» **Instructions for the task**
Each line that holds the word "ylabel" is to be identified and copied.

(Structured figure records)
○ ○ ○ ○ ○ ○ ○
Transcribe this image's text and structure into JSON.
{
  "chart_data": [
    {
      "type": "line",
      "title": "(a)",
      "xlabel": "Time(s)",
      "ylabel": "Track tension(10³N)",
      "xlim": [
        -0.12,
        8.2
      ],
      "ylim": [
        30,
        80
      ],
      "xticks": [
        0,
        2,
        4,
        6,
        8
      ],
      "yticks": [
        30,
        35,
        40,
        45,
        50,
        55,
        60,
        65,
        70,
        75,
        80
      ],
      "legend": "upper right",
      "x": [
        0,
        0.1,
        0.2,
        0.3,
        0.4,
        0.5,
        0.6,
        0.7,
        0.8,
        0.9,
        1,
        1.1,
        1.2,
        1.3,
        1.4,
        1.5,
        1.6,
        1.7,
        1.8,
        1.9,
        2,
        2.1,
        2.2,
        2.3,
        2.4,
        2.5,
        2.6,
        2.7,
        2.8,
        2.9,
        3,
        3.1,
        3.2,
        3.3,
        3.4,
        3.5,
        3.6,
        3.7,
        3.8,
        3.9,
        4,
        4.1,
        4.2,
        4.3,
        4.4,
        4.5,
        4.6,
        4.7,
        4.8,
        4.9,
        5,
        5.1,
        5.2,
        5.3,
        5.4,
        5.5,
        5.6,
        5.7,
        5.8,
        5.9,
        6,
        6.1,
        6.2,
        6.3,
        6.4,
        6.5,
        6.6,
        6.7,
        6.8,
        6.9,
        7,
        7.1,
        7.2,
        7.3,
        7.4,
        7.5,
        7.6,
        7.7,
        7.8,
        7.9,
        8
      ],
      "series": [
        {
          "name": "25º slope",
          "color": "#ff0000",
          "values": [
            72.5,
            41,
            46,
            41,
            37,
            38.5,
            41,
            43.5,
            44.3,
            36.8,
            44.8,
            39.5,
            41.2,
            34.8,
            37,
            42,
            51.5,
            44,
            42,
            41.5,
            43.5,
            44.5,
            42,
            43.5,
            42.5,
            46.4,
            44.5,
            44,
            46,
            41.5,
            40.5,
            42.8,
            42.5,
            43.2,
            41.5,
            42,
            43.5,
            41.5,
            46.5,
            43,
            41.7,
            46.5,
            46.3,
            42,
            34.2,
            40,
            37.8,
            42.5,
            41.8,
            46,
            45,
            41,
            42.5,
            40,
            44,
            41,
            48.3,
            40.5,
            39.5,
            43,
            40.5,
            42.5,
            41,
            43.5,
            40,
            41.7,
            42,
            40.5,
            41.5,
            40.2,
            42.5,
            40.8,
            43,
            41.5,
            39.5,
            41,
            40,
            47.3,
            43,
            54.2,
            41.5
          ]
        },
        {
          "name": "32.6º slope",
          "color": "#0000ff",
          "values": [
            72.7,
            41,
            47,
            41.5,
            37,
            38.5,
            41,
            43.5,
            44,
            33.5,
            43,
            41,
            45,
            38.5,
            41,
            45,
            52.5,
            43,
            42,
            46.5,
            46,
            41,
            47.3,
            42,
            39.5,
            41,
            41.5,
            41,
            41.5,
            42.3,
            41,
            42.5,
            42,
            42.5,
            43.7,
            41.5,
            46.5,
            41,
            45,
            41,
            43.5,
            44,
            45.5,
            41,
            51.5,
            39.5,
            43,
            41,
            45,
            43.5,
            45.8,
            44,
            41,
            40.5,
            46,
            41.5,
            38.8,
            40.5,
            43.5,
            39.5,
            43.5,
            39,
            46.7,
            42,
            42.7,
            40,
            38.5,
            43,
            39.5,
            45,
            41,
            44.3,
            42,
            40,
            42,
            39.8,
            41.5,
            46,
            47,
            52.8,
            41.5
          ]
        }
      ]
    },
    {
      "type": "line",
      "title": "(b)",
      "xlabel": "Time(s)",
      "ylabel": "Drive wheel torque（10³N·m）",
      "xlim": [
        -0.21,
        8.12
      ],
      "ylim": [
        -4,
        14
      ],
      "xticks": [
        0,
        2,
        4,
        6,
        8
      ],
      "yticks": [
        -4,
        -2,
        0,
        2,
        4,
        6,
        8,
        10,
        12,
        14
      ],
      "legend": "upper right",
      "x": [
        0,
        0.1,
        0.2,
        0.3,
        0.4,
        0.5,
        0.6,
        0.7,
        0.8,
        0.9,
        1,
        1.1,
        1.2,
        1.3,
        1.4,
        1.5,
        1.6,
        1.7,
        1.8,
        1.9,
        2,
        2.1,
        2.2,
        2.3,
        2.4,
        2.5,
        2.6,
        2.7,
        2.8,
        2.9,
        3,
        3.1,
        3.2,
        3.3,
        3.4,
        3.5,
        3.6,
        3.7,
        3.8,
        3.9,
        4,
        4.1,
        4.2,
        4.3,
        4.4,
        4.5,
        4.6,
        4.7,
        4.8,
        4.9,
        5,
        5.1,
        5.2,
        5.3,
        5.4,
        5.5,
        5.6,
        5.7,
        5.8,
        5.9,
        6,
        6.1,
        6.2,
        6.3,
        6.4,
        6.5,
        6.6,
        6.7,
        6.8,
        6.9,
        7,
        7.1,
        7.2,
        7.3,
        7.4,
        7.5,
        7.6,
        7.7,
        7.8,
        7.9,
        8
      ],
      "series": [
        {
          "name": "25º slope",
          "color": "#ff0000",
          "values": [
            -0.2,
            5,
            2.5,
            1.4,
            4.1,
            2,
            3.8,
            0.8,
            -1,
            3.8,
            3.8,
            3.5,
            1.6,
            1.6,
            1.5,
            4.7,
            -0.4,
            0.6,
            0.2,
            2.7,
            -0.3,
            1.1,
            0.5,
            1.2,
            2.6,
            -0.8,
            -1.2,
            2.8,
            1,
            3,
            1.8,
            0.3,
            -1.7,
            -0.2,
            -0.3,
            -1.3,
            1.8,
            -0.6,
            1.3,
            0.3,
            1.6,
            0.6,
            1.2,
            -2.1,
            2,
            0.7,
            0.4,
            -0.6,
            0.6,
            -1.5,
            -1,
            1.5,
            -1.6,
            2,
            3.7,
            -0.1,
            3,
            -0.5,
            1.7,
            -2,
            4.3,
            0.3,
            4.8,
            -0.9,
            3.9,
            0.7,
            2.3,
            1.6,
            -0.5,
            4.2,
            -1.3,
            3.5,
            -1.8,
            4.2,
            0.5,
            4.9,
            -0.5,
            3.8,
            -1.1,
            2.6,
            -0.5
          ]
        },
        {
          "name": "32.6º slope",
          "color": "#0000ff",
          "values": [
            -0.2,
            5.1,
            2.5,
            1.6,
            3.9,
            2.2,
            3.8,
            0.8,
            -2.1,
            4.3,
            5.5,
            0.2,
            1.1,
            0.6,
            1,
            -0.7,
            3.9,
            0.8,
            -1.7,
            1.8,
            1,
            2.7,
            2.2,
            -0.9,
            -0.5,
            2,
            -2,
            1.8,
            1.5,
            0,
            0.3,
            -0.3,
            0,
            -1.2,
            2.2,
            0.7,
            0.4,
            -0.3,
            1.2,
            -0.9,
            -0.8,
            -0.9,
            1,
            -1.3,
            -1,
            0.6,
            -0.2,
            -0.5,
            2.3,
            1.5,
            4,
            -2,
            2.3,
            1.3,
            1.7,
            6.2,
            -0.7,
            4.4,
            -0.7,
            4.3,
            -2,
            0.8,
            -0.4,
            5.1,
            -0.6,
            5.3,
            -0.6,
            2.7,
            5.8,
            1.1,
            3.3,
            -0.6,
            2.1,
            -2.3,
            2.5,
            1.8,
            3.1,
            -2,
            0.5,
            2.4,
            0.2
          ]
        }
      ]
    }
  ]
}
○ ○ ○ ○ ○ ○ ○
» **Response to this task**
      "ylabel": "Track tension(10³N)",
      "ylabel": "Drive wheel torque（10³N·m）",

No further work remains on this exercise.